Instructions for the task:
Return the material word for word. Do not include the pictures.

Data items:

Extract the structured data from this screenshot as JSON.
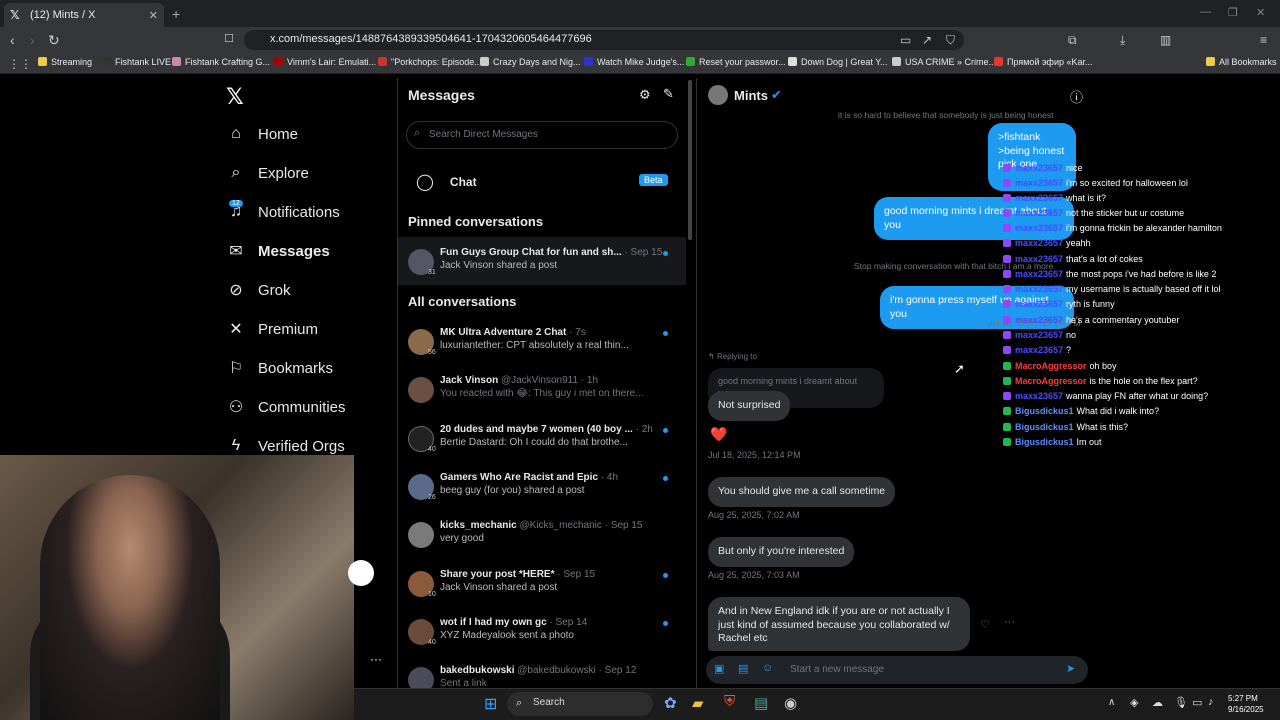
{
  "browser": {
    "tab_title": "(12) Mints / X",
    "url": "x.com/messages/1488764389339504641-1704320605464477696",
    "bookmarks": [
      "Streaming",
      "Fishtank LIVE",
      "Fishtank Crafting G...",
      "Vimm's Lair: Emulati...",
      "\"Porkchops: Episode...",
      "Crazy Days and Nig...",
      "Watch Mike Judge's...",
      "Reset your passwor...",
      "Down Dog | Great Y...",
      "USA CRIME » Crime...",
      "Прямой эфир «Kar...",
      "All Bookmarks"
    ]
  },
  "sidebar": {
    "notif_count": "12",
    "items": [
      "Home",
      "Explore",
      "Notifications",
      "Messages",
      "Grok",
      "Premium",
      "Bookmarks",
      "Communities",
      "Verified Orgs"
    ]
  },
  "messages_panel": {
    "title": "Messages",
    "search_placeholder": "Search Direct Messages",
    "chat_label": "Chat",
    "beta_label": "Beta",
    "pinned_header": "Pinned conversations",
    "all_header": "All conversations",
    "pinned": [
      {
        "name": "Fun Guys Group Chat for fun and sh...",
        "meta": " · Sep 15",
        "snippet": "Jack Vinson shared a post",
        "count": "31"
      }
    ],
    "conversations": [
      {
        "name": "MK Ultra Adventure 2 Chat",
        "meta": " · 7s",
        "snippet": "luxuriantether: CPT absolutely a real thin...",
        "count": "56"
      },
      {
        "name": "Jack Vinson",
        "meta": " @JackVinson911 · 1h",
        "snippet": "You reacted with 😂: This guy i met on there...",
        "count": ""
      },
      {
        "name": "20 dudes and maybe 7 women (40 boy ...",
        "meta": " · 2h",
        "snippet": "Bertie Dastard: Oh I could do that brothe...",
        "count": "40"
      },
      {
        "name": "Gamers Who Are Racist and Epic",
        "meta": " · 4h",
        "snippet": "beeg guy (for you) shared a post",
        "count": "26"
      },
      {
        "name": "kicks_mechanic",
        "meta": " @Kicks_mechanic · Sep 15",
        "snippet": "very good",
        "count": ""
      },
      {
        "name": "Share your post *HERE*",
        "meta": " · Sep 15",
        "snippet": "Jack Vinson shared a post",
        "count": "10"
      },
      {
        "name": "wot if I had my own gc",
        "meta": " · Sep 14",
        "snippet": "XYZ Madeyalook sent a photo",
        "count": "40"
      },
      {
        "name": "bakedbukowski",
        "meta": " @bakedbukowski · Sep 12",
        "snippet": "Sent a link",
        "count": ""
      }
    ]
  },
  "conversation": {
    "name": "Mints",
    "faded_top": "it is so hard to believe that somebody is just being honest",
    "me1": ">fishtank\n>being honest\npick one",
    "me2": "good morning mints i dreamt about you",
    "faded_mid": "Stop making conversation with that bitch i am a more",
    "me3": "i'm gonna press myself up against you",
    "me3_ts": "Jul 18, 2025, 12:07 PM",
    "replying_to": "Replying to",
    "reply_quote": "good morning mints i dreamt about you",
    "them1": "Not surprised",
    "reaction": "❤️",
    "ts1": "Jul 18, 2025, 12:14 PM",
    "them2": "You should give me a call sometime",
    "ts2": "Aug 25, 2025, 7:02 AM",
    "them3": "But only if you're interested",
    "ts3": "Aug 25, 2025, 7:03 AM",
    "them4": "And in New England idk if you are or not actually I just kind of assumed because you collaborated w/ Rachel etc",
    "composer_placeholder": "Start a new message"
  },
  "stream_chat": [
    {
      "user": "maxx23657",
      "msg": "nice",
      "color": "#4a4aff"
    },
    {
      "user": "maxx23657",
      "msg": "i'm so excited for halloween lol",
      "color": "#4a4aff"
    },
    {
      "user": "maxx23657",
      "msg": "what is it?",
      "color": "#4a4aff"
    },
    {
      "user": "maxx23657",
      "msg": "not the sticker but ur costume",
      "color": "#4a4aff"
    },
    {
      "user": "maxx23657",
      "msg": "i'm gonna frickin be alexander hamilton",
      "color": "#4a4aff"
    },
    {
      "user": "maxx23657",
      "msg": "yeahh",
      "color": "#4a4aff"
    },
    {
      "user": "maxx23657",
      "msg": "that's a lot of cokes",
      "color": "#4a4aff"
    },
    {
      "user": "maxx23657",
      "msg": "the most pops i've had before is like 2",
      "color": "#4a4aff"
    },
    {
      "user": "maxx23657",
      "msg": "my username is actually based off it lol",
      "color": "#4a4aff"
    },
    {
      "user": "maxx23657",
      "msg": "ryth is funny",
      "color": "#4a4aff"
    },
    {
      "user": "maxx23657",
      "msg": "he's a commentary youtuber",
      "color": "#4a4aff"
    },
    {
      "user": "maxx23657",
      "msg": "no",
      "color": "#4a4aff"
    },
    {
      "user": "maxx23657",
      "msg": "?",
      "color": "#4a4aff"
    },
    {
      "user": "MacroAggressor",
      "msg": "oh boy",
      "color": "#ff3a3a"
    },
    {
      "user": "MacroAggressor",
      "msg": "is the hole on the flex part?",
      "color": "#ff3a3a"
    },
    {
      "user": "maxx23657",
      "msg": "wanna play FN after what ur doing?",
      "color": "#4a4aff"
    },
    {
      "user": "Bigusdickus1",
      "msg": "What did i walk into?",
      "color": "#5b8cff"
    },
    {
      "user": "Bigusdickus1",
      "msg": "What is this?",
      "color": "#5b8cff"
    },
    {
      "user": "Bigusdickus1",
      "msg": "Im out",
      "color": "#5b8cff"
    }
  ],
  "taskbar": {
    "search_label": "Search",
    "time": "5:27 PM",
    "date": "9/16/2025"
  }
}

Response to this exercise:
Extract the structured data from this screenshot as JSON.
{
  "browser": {
    "tab_title": "(12) Mints / X",
    "url": "x.com/messages/1488764389339504641-1704320605464477696",
    "bookmarks": [
      "Streaming",
      "Fishtank LIVE",
      "Fishtank Crafting G...",
      "Vimm's Lair: Emulati...",
      "\"Porkchops: Episode...",
      "Crazy Days and Nig...",
      "Watch Mike Judge's...",
      "Reset your passwor...",
      "Down Dog | Great Y...",
      "USA CRIME » Crime...",
      "Прямой эфир «Kar...",
      "All Bookmarks"
    ]
  },
  "sidebar": {
    "notif_count": "12",
    "items": [
      "Home",
      "Explore",
      "Notifications",
      "Messages",
      "Grok",
      "Premium",
      "Bookmarks",
      "Communities",
      "Verified Orgs"
    ]
  },
  "messages_panel": {
    "title": "Messages",
    "search_placeholder": "Search Direct Messages",
    "chat_label": "Chat",
    "beta_label": "Beta",
    "pinned_header": "Pinned conversations",
    "all_header": "All conversations",
    "pinned": [
      {
        "name": "Fun Guys Group Chat for fun and sh...",
        "meta": " · Sep 15",
        "snippet": "Jack Vinson shared a post",
        "count": "31"
      }
    ],
    "conversations": [
      {
        "name": "MK Ultra Adventure 2 Chat",
        "meta": " · 7s",
        "snippet": "luxuriantether: CPT absolutely a real thin...",
        "count": "56"
      },
      {
        "name": "Jack Vinson",
        "meta": " @JackVinson911 · 1h",
        "snippet": "You reacted with 😂: This guy i met on there...",
        "count": ""
      },
      {
        "name": "20 dudes and maybe 7 women (40 boy ...",
        "meta": " · 2h",
        "snippet": "Bertie Dastard: Oh I could do that brothe...",
        "count": "40"
      },
      {
        "name": "Gamers Who Are Racist and Epic",
        "meta": " · 4h",
        "snippet": "beeg guy (for you) shared a post",
        "count": "26"
      },
      {
        "name": "kicks_mechanic",
        "meta": " @Kicks_mechanic · Sep 15",
        "snippet": "very good",
        "count": ""
      },
      {
        "name": "Share your post *HERE*",
        "meta": " · Sep 15",
        "snippet": "Jack Vinson shared a post",
        "count": "10"
      },
      {
        "name": "wot if I had my own gc",
        "meta": " · Sep 14",
        "snippet": "XYZ Madeyalook sent a photo",
        "count": "40"
      },
      {
        "name": "bakedbukowski",
        "meta": " @bakedbukowski · Sep 12",
        "snippet": "Sent a link",
        "count": ""
      }
    ]
  },
  "conversation": {
    "name": "Mints",
    "faded_top": "it is so hard to believe that somebody is just being honest",
    "me1": ">fishtank\n>being honest\npick one",
    "me2": "good morning mints i dreamt about you",
    "faded_mid": "Stop making conversation with that bitch i am a more",
    "me3": "i'm gonna press myself up against you",
    "me3_ts": "Jul 18, 2025, 12:07 PM",
    "replying_to": "Replying to",
    "reply_quote": "good morning mints i dreamt about you",
    "them1": "Not surprised",
    "reaction": "❤️",
    "ts1": "Jul 18, 2025, 12:14 PM",
    "them2": "You should give me a call sometime",
    "ts2": "Aug 25, 2025, 7:02 AM",
    "them3": "But only if you're interested",
    "ts3": "Aug 25, 2025, 7:03 AM",
    "them4": "And in New England idk if you are or not actually I just kind of assumed because you collaborated w/ Rachel etc",
    "composer_placeholder": "Start a new message"
  },
  "stream_chat": [
    {
      "user": "maxx23657",
      "msg": "nice",
      "color": "#4a4aff"
    },
    {
      "user": "maxx23657",
      "msg": "i'm so excited for halloween lol",
      "color": "#4a4aff"
    },
    {
      "user": "maxx23657",
      "msg": "what is it?",
      "color": "#4a4aff"
    },
    {
      "user": "maxx23657",
      "msg": "not the sticker but ur costume",
      "color": "#4a4aff"
    },
    {
      "user": "maxx23657",
      "msg": "i'm gonna frickin be alexander hamilton",
      "color": "#4a4aff"
    },
    {
      "user": "maxx23657",
      "msg": "yeahh",
      "color": "#4a4aff"
    },
    {
      "user": "maxx23657",
      "msg": "that's a lot of cokes",
      "color": "#4a4aff"
    },
    {
      "user": "maxx23657",
      "msg": "the most pops i've had before is like 2",
      "color": "#4a4aff"
    },
    {
      "user": "maxx23657",
      "msg": "my username is actually based off it lol",
      "color": "#4a4aff"
    },
    {
      "user": "maxx23657",
      "msg": "ryth is funny",
      "color": "#4a4aff"
    },
    {
      "user": "maxx23657",
      "msg": "he's a commentary youtuber",
      "color": "#4a4aff"
    },
    {
      "user": "maxx23657",
      "msg": "no",
      "color": "#4a4aff"
    },
    {
      "user": "maxx23657",
      "msg": "?",
      "color": "#4a4aff"
    },
    {
      "user": "MacroAggressor",
      "msg": "oh boy",
      "color": "#ff3a3a"
    },
    {
      "user": "MacroAggressor",
      "msg": "is the hole on the flex part?",
      "color": "#ff3a3a"
    },
    {
      "user": "maxx23657",
      "msg": "wanna play FN after what ur doing?",
      "color": "#4a4aff"
    },
    {
      "user": "Bigusdickus1",
      "msg": "What did i walk into?",
      "color": "#5b8cff"
    },
    {
      "user": "Bigusdickus1",
      "msg": "What is this?",
      "color": "#5b8cff"
    },
    {
      "user": "Bigusdickus1",
      "msg": "Im out",
      "color": "#5b8cff"
    }
  ],
  "taskbar": {
    "search_label": "Search",
    "time": "5:27 PM",
    "date": "9/16/2025"
  }
}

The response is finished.